(Items listed in a dataset)
* * * * *

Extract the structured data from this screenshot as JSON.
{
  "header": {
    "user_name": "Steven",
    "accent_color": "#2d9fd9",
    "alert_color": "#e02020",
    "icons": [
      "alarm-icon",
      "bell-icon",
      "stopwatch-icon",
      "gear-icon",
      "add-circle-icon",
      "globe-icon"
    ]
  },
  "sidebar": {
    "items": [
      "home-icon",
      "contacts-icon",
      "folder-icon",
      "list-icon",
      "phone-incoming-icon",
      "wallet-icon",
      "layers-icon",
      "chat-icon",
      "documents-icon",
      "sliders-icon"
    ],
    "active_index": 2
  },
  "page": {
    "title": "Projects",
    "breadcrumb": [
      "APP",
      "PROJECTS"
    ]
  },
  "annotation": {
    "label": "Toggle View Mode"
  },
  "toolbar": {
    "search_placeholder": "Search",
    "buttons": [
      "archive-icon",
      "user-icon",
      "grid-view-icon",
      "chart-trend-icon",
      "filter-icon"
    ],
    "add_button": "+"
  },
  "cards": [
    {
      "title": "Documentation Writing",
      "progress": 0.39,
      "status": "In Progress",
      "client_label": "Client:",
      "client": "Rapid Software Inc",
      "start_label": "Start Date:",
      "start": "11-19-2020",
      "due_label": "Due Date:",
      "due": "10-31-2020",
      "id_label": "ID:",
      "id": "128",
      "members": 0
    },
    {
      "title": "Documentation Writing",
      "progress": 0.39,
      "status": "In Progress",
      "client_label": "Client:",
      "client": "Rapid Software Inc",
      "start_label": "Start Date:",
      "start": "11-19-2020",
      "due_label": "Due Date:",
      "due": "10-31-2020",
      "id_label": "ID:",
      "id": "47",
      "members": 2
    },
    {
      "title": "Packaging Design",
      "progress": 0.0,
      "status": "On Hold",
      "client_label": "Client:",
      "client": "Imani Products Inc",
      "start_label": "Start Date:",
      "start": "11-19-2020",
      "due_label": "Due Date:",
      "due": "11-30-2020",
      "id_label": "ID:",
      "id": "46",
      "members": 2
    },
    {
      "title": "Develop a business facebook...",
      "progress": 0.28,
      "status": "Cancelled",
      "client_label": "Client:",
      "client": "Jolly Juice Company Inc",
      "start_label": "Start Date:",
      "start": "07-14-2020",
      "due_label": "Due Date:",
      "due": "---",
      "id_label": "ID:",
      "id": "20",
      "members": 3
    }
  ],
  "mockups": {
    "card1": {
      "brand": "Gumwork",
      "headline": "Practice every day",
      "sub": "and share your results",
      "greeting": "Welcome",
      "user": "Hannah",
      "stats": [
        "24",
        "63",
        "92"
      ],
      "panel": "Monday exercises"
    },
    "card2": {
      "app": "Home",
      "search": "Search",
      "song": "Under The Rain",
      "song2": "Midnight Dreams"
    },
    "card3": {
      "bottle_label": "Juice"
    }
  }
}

* * * * *

=== Directions for this task ===
Type the whole listing again, unaltered.

=== Solved problem ===
Extract the structured data from this screenshot as JSON.
{
  "header": {
    "user_name": "Steven",
    "accent_color": "#2d9fd9",
    "alert_color": "#e02020",
    "icons": [
      "alarm-icon",
      "bell-icon",
      "stopwatch-icon",
      "gear-icon",
      "add-circle-icon",
      "globe-icon"
    ]
  },
  "sidebar": {
    "items": [
      "home-icon",
      "contacts-icon",
      "folder-icon",
      "list-icon",
      "phone-incoming-icon",
      "wallet-icon",
      "layers-icon",
      "chat-icon",
      "documents-icon",
      "sliders-icon"
    ],
    "active_index": 2
  },
  "page": {
    "title": "Projects",
    "breadcrumb": [
      "APP",
      "PROJECTS"
    ]
  },
  "annotation": {
    "label": "Toggle View Mode"
  },
  "toolbar": {
    "search_placeholder": "Search",
    "buttons": [
      "archive-icon",
      "user-icon",
      "grid-view-icon",
      "chart-trend-icon",
      "filter-icon"
    ],
    "add_button": "+"
  },
  "cards": [
    {
      "title": "Documentation Writing",
      "progress": 0.39,
      "status": "In Progress",
      "client_label": "Client:",
      "client": "Rapid Software Inc",
      "start_label": "Start Date:",
      "start": "11-19-2020",
      "due_label": "Due Date:",
      "due": "10-31-2020",
      "id_label": "ID:",
      "id": "128",
      "members": 0
    },
    {
      "title": "Documentation Writing",
      "progress": 0.39,
      "status": "In Progress",
      "client_label": "Client:",
      "client": "Rapid Software Inc",
      "start_label": "Start Date:",
      "start": "11-19-2020",
      "due_label": "Due Date:",
      "due": "10-31-2020",
      "id_label": "ID:",
      "id": "47",
      "members": 2
    },
    {
      "title": "Packaging Design",
      "progress": 0.0,
      "status": "On Hold",
      "client_label": "Client:",
      "client": "Imani Products Inc",
      "start_label": "Start Date:",
      "start": "11-19-2020",
      "due_label": "Due Date:",
      "due": "11-30-2020",
      "id_label": "ID:",
      "id": "46",
      "members": 2
    },
    {
      "title": "Develop a business facebook...",
      "progress": 0.28,
      "status": "Cancelled",
      "client_label": "Client:",
      "client": "Jolly Juice Company Inc",
      "start_label": "Start Date:",
      "start": "07-14-2020",
      "due_label": "Due Date:",
      "due": "---",
      "id_label": "ID:",
      "id": "20",
      "members": 3
    }
  ],
  "mockups": {
    "card1": {
      "brand": "Gumwork",
      "headline": "Practice every day",
      "sub": "and share your results",
      "greeting": "Welcome",
      "user": "Hannah",
      "stats": [
        "24",
        "63",
        "92"
      ],
      "panel": "Monday exercises"
    },
    "card2": {
      "app": "Home",
      "search": "Search",
      "song": "Under The Rain",
      "song2": "Midnight Dreams"
    },
    "card3": {
      "bottle_label": "Juice"
    }
  }
}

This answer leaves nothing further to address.